_REQUIREMENTS_.
Note each line that includes the word "hashtags". Copy those lines.

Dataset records
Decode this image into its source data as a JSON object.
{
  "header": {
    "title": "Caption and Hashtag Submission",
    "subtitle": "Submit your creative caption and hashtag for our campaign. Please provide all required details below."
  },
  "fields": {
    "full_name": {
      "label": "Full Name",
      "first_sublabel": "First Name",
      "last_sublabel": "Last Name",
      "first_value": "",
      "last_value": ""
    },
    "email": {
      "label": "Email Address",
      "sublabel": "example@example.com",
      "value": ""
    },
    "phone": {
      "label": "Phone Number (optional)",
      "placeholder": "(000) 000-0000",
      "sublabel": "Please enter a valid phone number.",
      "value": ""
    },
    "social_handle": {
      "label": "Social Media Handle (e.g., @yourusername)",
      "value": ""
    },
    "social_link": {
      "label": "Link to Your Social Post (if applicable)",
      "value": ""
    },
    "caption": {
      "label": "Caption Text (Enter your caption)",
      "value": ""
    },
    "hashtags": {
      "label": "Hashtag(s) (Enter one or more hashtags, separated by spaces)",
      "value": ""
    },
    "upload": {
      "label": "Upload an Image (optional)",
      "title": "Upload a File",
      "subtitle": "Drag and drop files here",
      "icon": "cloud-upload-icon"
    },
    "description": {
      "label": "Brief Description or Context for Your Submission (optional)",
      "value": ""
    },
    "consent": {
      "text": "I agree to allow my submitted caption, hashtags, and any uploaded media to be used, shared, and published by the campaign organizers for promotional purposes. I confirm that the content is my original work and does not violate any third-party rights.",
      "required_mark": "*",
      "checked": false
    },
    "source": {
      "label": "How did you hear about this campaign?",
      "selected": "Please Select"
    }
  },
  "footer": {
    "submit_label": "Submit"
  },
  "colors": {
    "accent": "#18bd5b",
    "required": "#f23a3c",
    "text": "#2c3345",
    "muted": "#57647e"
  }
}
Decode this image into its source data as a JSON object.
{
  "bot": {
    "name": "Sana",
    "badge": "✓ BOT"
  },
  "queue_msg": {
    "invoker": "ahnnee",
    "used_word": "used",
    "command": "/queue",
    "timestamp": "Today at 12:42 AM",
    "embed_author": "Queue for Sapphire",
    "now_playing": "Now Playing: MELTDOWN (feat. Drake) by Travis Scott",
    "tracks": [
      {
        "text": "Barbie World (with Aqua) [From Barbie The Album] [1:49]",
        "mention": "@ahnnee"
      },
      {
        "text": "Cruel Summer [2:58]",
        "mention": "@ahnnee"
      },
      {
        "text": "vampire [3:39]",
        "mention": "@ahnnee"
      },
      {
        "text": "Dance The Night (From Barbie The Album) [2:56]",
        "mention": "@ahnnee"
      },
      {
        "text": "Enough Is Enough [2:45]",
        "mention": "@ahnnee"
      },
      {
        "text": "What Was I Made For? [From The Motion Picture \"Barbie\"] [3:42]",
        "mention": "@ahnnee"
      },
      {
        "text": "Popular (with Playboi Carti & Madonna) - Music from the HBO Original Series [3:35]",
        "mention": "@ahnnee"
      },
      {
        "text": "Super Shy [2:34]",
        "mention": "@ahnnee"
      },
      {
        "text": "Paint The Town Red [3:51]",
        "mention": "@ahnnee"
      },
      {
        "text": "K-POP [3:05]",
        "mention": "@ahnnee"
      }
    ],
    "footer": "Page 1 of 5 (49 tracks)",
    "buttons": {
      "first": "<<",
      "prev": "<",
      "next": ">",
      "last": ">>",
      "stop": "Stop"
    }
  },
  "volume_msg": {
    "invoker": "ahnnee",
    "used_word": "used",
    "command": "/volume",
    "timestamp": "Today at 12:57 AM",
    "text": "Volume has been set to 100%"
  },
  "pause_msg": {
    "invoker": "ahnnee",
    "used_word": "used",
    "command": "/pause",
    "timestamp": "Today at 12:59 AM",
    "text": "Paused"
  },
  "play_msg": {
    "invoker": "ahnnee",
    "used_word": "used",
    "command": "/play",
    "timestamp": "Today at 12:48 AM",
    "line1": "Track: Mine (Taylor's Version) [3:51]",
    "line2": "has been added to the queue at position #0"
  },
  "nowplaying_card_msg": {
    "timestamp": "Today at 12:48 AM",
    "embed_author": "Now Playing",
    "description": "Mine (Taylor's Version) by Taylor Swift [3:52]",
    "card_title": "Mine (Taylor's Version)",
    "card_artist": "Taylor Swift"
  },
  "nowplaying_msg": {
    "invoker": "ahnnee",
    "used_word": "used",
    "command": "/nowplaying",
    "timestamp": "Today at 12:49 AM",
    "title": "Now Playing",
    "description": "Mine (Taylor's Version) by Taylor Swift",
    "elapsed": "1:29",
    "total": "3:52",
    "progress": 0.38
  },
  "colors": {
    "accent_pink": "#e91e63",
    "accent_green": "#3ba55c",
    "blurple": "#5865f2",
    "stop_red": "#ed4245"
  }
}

_EXERCISE SOLUTION_.
    "hashtags": {
      "label": "Hashtag(s) (Enter one or more hashtags, separated by spaces)",
      "text": "I agree to allow my submitted caption, hashtags, and any uploaded media to be used, shared, and published by the campaign organizers for promotional purposes. I confirm that the content is my original work and does not violate any third-party rights.",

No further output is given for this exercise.